Extrait fourni:
══════════════════════════════

Normalement, les opérations autorisées opèrent comme un substitut du système de sécurité collective, défaillante en raison de la non-application de l’article 43 de la Charte. Décidées en vertu du chapitre VII, ces opérations ont une mission d’intervention directe en vue de pacifier la situation menaçant la paix et la sécurité internationales. Elles n’ont pas à agir en complémentarité d’une force nationale. Elles sont justifiées par une situation mettant la paix en péril et qui de ce fait nécessite une intervention militaire d’urgence pour contenir la crise. C’est leur raison d’être. En décidant que l’opération autorisée soit menée de concert avec la police locale, le Conseil de sécurité innove.

Il ne s’agit pas d’une force d’intervention directe, ayant une mission claire de rétablissement de la sécurité en Haïti. Sa mission consisterait à soutenir la police haïtienne dans ses efforts contre la criminalité et l’insécurité.

En outre, et c’est encore plus curieux, la résolution demande aux responsables de la Mission (c’est-à-dire le Kenya ou éventuellement un autre État qui prendrait la direction des opérations) de communiquer, en coordination avec le gouvernement haïtien, au Conseil de sécurité, des informations concernant «les buts de la mission et le résultat final recherché, les règles d’engagement» avant le déploiement des forces sur le terrain. En termes clairs, cela signifie que ce sont les États participants en concertation avec les autorités d’Haïti qui définiront les objectifs opérationnels et finaux de la Mission.

══════════════════════════════

Tâche 1: Les affirmations suivantes sont-elles conformes à l'extrait fourni ? (a) Les opérations autorisées sont décidées en vertu du chapitre VII. (b) La force prévue pour Haïti a une mission claire de rétablissement de la sécurité. (c) Les buts de la mission doivent être communiqués au Conseil de sécurité après le déploiement des forces. Pour chacune, répondez par oui ou non et citez à l'identique les mots de l'extrait qui tranchent.

══════════════════════════════

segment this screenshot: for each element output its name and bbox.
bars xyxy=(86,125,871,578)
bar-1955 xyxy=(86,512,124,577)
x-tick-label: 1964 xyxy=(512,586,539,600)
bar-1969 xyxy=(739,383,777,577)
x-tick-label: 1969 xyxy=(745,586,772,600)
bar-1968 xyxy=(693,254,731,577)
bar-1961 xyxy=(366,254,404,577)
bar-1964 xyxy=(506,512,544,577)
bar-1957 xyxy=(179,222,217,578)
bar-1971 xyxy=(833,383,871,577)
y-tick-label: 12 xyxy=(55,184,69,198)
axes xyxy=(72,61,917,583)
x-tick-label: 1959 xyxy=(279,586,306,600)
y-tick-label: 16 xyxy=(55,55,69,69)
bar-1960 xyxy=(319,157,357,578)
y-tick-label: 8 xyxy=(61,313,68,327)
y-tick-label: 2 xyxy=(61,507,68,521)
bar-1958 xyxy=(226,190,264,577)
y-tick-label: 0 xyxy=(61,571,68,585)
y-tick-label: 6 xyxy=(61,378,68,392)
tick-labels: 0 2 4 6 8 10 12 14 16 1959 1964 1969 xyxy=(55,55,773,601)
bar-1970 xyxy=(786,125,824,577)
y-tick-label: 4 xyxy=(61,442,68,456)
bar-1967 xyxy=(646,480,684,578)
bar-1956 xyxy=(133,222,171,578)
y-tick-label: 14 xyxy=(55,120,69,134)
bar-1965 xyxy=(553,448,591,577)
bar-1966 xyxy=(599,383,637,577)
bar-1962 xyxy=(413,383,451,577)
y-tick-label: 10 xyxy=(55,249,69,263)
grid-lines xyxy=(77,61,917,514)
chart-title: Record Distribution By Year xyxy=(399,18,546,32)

══════════════════════════════

Tâche 2: Dans les enregistrements, reprenez les lignes qui vont du début jusqu'à la ligne contenant "grid-lines xyxy=(77,61,917,514)", celle-ci incluse, en substituant "y-label" à "y-tick-label" sans rien changer d'autre.

Réponse rédigée 1:
(a) Oui : « Décidées en vertu du chapitre VII ».
(b) Non : « Il ne s’agit pas d’une force d’intervention directe, ayant une mission claire de rétablissement de la sécurité en Haïti. »
(c) Non : « avant le déploiement des forces sur le terrain ».

Réponse rédigée 2:
segment this screenshot: for each element output its name and bbox.
bars xyxy=(86,125,871,578)
bar-1955 xyxy=(86,512,124,577)
x-tick-label: 1964 xyxy=(512,586,539,600)
bar-1969 xyxy=(739,383,777,577)
x-tick-label: 1969 xyxy=(745,586,772,600)
bar-1968 xyxy=(693,254,731,577)
bar-1961 xyxy=(366,254,404,577)
bar-1964 xyxy=(506,512,544,577)
bar-1957 xyxy=(179,222,217,578)
bar-1971 xyxy=(833,383,871,577)
y-label: 12 xyxy=(55,184,69,198)
axes xyxy=(72,61,917,583)
x-tick-label: 1959 xyxy=(279,586,306,600)
y-label: 16 xyxy=(55,55,69,69)
bar-1960 xyxy=(319,157,357,578)
y-label: 8 xyxy=(61,313,68,327)
y-label: 2 xyxy=(61,507,68,521)
bar-1958 xyxy=(226,190,264,577)
y-label: 0 xyxy=(61,571,68,585)
y-label: 6 xyxy=(61,378,68,392)
tick-labels: 0 2 4 6 8 10 12 14 16 1959 1964 1969 xyxy=(55,55,773,601)
bar-1970 xyxy=(786,125,824,577)
y-label: 4 xyxy=(61,442,68,456)
bar-1967 xyxy=(646,480,684,578)
bar-1956 xyxy=(133,222,171,578)
y-label: 14 xyxy=(55,120,69,134)
bar-1965 xyxy=(553,448,591,577)
bar-1966 xyxy=(599,383,637,577)
bar-1962 xyxy=(413,383,451,577)
y-label: 10 xyxy=(55,249,69,263)
grid-lines xyxy=(77,61,917,514)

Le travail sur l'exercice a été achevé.